Goal of the exercise: All of the data should be output character for character, except the pictures.

Items from a data source:

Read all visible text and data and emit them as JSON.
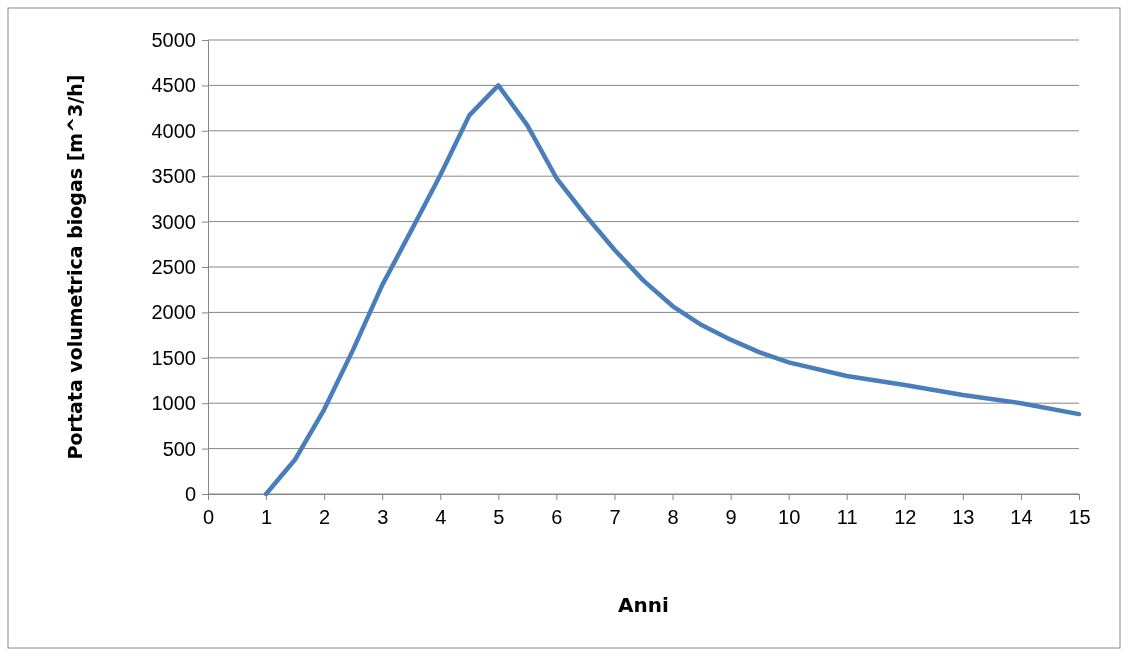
{
  "chart_data": {
    "type": "line",
    "xlabel": "Anni",
    "ylabel": "Portata volumetrica biogas [m^3/h]",
    "x": [
      1,
      1.5,
      2,
      2.5,
      3,
      3.5,
      4,
      4.5,
      5,
      5.5,
      6,
      6.5,
      7,
      7.5,
      8,
      8.5,
      9,
      9.5,
      10,
      11,
      12,
      13,
      14,
      15
    ],
    "series": [
      {
        "color": "#4a7ebb",
        "values": [
          0,
          380,
          930,
          1590,
          2300,
          2900,
          3510,
          4170,
          4500,
          4060,
          3480,
          3070,
          2690,
          2350,
          2070,
          1860,
          1700,
          1560,
          1450,
          1300,
          1200,
          1090,
          1000,
          880
        ]
      }
    ],
    "xlim": [
      0,
      15
    ],
    "xticks": [
      0,
      1,
      2,
      3,
      4,
      5,
      6,
      7,
      8,
      9,
      10,
      11,
      12,
      13,
      14,
      15
    ],
    "ylim": [
      0,
      5000
    ],
    "yticks": [
      0,
      500,
      1000,
      1500,
      2000,
      2500,
      3000,
      3500,
      4000,
      4500,
      5000
    ],
    "grid": "y",
    "marker": "none",
    "line_style": "solid"
  }
}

Result of this exercise:
Read all visible text and data and emit them as JSON.
{
  "chart_data": {
    "type": "line",
    "xlabel": "Anni",
    "ylabel": "Portata volumetrica biogas [m^3/h]",
    "x": [
      1,
      1.5,
      2,
      2.5,
      3,
      3.5,
      4,
      4.5,
      5,
      5.5,
      6,
      6.5,
      7,
      7.5,
      8,
      8.5,
      9,
      9.5,
      10,
      11,
      12,
      13,
      14,
      15
    ],
    "series": [
      {
        "color": "#4a7ebb",
        "values": [
          0,
          380,
          930,
          1590,
          2300,
          2900,
          3510,
          4170,
          4500,
          4060,
          3480,
          3070,
          2690,
          2350,
          2070,
          1860,
          1700,
          1560,
          1450,
          1300,
          1200,
          1090,
          1000,
          880
        ]
      }
    ],
    "xlim": [
      0,
      15
    ],
    "xticks": [
      0,
      1,
      2,
      3,
      4,
      5,
      6,
      7,
      8,
      9,
      10,
      11,
      12,
      13,
      14,
      15
    ],
    "ylim": [
      0,
      5000
    ],
    "yticks": [
      0,
      500,
      1000,
      1500,
      2000,
      2500,
      3000,
      3500,
      4000,
      4500,
      5000
    ],
    "grid": "y",
    "marker": "none",
    "line_style": "solid"
  }
}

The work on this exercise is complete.